OBJECTIVE »
List all the lines in these records that hold "okdiario".

Start GIVEN DATA

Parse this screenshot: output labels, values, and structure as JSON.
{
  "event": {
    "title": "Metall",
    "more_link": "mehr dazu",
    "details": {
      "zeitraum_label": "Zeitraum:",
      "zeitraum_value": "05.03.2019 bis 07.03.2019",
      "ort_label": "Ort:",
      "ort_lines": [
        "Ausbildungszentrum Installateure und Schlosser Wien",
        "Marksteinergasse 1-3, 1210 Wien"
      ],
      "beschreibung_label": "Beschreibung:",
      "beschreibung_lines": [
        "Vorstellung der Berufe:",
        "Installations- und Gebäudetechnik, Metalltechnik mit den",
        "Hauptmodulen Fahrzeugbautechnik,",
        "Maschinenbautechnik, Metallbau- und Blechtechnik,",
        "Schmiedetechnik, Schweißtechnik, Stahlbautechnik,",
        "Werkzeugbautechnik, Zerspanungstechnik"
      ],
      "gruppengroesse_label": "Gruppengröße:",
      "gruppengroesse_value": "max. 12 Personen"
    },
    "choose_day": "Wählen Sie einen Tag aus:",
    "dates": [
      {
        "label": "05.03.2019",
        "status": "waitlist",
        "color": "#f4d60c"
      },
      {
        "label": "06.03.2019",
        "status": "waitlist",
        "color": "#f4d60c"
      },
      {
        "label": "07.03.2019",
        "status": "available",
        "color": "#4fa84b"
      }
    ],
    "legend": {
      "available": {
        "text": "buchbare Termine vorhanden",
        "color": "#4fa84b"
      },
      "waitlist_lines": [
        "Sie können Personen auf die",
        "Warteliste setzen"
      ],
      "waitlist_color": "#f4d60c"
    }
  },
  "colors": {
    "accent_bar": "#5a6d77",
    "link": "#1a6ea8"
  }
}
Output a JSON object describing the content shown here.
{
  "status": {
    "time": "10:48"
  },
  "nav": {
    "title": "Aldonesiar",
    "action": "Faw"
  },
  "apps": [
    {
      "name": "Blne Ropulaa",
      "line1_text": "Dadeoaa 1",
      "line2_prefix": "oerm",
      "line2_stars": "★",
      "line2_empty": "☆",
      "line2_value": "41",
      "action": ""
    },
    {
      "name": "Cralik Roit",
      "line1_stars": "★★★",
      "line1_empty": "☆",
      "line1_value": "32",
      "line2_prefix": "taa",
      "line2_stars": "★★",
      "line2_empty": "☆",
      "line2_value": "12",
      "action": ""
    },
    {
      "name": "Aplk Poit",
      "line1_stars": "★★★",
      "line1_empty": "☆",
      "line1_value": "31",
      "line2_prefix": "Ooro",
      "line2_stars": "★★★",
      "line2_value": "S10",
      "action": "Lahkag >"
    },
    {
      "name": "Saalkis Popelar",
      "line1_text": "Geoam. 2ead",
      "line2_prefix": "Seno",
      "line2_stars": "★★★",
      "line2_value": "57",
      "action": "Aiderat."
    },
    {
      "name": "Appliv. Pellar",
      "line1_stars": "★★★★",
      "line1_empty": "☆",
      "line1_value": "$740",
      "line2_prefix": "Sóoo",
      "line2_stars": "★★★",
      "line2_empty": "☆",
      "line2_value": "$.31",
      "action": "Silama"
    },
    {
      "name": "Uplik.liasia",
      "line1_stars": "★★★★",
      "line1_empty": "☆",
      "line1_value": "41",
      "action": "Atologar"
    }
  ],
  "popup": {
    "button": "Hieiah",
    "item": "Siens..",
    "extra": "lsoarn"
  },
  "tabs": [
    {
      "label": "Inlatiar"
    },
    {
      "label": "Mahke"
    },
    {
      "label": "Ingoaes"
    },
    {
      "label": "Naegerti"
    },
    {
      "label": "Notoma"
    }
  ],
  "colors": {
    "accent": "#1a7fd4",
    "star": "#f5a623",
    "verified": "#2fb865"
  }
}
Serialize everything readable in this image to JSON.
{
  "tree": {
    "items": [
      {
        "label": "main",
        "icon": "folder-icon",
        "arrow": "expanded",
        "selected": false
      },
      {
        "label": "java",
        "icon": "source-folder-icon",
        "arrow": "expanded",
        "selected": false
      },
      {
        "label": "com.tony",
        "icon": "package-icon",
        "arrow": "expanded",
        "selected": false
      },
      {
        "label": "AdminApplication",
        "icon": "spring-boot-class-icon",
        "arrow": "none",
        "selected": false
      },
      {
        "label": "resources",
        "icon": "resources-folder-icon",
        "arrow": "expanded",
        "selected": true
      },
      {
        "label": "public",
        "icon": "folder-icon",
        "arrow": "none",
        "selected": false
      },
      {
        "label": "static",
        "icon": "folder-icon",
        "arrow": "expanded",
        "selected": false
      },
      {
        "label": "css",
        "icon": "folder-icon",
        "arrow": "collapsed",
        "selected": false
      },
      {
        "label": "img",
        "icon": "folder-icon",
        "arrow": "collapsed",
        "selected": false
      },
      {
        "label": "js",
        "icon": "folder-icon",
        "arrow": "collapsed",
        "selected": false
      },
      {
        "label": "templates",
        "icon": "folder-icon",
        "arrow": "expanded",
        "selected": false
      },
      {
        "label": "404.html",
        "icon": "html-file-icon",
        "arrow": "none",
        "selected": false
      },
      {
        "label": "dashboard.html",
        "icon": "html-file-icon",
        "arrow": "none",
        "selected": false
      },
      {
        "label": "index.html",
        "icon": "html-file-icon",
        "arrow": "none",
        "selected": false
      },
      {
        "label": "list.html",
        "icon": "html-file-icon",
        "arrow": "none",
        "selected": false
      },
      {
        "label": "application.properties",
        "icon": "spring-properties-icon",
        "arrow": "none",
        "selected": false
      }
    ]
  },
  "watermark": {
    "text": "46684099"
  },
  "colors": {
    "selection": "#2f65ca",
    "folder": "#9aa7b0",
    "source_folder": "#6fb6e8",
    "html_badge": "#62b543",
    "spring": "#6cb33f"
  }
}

End GIVEN DATA
Start GIVEN DATA

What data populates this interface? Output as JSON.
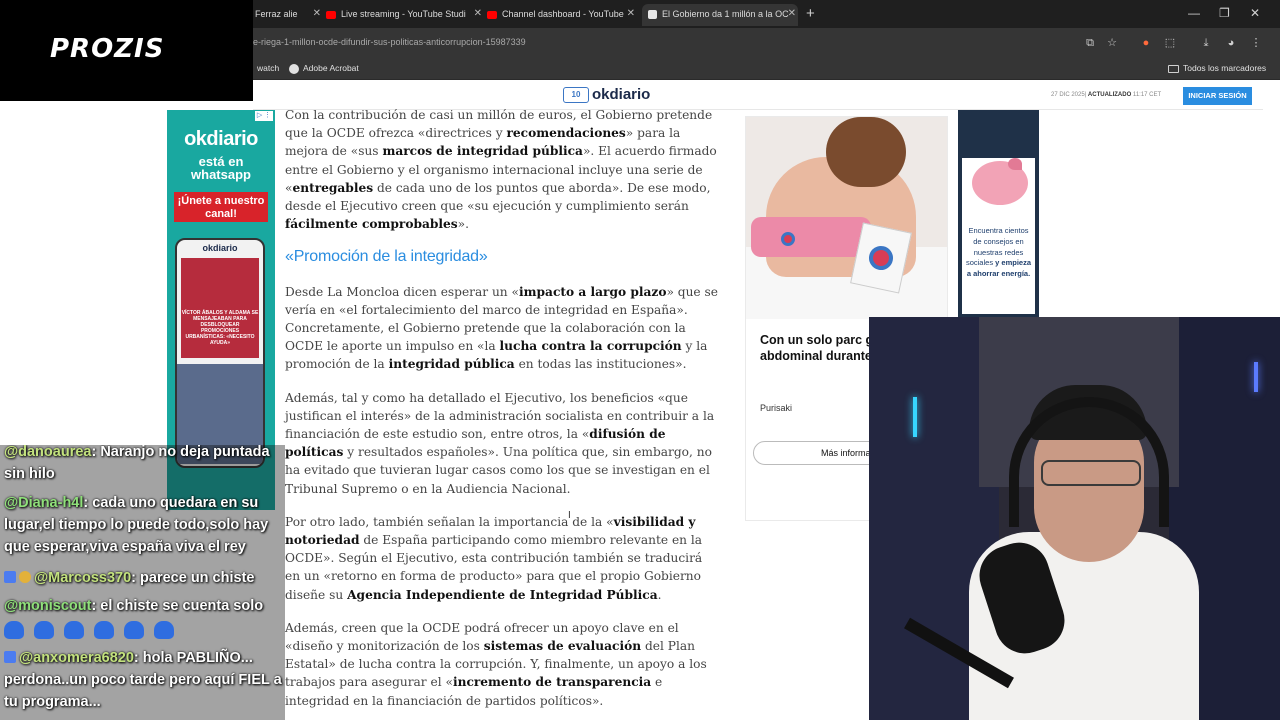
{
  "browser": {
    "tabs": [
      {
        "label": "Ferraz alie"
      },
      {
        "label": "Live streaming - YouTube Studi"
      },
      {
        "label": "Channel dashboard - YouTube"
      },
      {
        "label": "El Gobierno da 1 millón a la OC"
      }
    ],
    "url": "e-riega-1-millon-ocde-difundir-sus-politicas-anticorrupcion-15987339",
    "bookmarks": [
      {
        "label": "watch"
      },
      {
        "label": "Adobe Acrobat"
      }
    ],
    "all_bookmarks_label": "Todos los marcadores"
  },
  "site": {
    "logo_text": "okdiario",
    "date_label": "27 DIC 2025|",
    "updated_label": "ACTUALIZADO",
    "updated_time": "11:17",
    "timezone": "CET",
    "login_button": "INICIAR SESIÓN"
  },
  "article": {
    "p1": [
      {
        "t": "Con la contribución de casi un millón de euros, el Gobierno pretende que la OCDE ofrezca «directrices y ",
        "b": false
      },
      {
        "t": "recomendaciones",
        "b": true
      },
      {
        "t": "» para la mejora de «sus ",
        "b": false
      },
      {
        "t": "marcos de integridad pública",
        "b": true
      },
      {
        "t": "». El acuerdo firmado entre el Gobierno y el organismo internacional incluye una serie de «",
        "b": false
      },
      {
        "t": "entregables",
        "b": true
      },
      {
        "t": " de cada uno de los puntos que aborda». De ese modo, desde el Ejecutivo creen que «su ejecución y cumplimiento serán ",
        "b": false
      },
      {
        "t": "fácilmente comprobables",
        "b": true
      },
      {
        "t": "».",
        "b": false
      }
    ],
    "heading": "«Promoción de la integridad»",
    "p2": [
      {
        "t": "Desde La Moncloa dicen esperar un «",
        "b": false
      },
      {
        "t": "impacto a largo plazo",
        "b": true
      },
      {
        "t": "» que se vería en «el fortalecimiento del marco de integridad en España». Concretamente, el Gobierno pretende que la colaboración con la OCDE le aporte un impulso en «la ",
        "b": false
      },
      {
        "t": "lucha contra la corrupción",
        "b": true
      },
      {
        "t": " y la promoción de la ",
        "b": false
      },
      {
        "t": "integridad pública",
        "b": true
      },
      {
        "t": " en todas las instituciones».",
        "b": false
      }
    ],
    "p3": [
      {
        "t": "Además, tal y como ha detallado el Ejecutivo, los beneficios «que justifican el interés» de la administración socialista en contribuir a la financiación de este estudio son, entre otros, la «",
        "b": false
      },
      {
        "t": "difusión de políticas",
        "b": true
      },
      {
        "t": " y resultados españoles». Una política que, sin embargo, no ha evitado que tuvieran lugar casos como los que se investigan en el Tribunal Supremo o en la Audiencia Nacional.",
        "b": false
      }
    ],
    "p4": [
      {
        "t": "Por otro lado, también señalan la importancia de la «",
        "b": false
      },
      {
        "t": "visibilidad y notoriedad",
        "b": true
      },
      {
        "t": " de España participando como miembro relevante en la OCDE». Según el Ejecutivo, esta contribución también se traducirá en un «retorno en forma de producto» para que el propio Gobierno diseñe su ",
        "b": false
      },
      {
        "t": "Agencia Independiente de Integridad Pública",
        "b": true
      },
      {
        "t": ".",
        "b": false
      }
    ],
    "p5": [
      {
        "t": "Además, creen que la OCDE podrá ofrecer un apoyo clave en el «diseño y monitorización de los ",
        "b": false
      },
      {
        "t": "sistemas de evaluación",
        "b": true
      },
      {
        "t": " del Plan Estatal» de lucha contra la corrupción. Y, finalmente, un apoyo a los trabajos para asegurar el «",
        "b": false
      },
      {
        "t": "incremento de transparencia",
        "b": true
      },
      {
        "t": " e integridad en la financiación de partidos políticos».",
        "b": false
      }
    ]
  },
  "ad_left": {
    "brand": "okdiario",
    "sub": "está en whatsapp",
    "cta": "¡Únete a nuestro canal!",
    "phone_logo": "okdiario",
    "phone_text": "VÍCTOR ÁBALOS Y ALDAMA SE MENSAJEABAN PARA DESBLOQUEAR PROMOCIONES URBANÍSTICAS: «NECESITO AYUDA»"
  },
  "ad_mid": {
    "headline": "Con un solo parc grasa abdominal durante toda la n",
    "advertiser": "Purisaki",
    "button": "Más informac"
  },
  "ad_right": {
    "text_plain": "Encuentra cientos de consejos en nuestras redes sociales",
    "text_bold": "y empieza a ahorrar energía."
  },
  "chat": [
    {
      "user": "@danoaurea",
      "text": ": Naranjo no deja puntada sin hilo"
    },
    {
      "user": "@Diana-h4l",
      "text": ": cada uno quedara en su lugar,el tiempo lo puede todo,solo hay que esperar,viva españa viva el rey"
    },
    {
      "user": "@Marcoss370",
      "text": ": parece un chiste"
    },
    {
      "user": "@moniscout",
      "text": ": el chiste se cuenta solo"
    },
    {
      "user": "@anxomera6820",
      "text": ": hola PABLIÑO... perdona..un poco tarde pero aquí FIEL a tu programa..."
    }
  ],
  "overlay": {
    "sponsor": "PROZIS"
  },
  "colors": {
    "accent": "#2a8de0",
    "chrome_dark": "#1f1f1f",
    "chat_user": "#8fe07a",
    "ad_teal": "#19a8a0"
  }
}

End GIVEN DATA

CORRECT OUTPUT »
    "logo_text": "okdiario",
    "brand": "okdiario",
    "phone_logo": "okdiario",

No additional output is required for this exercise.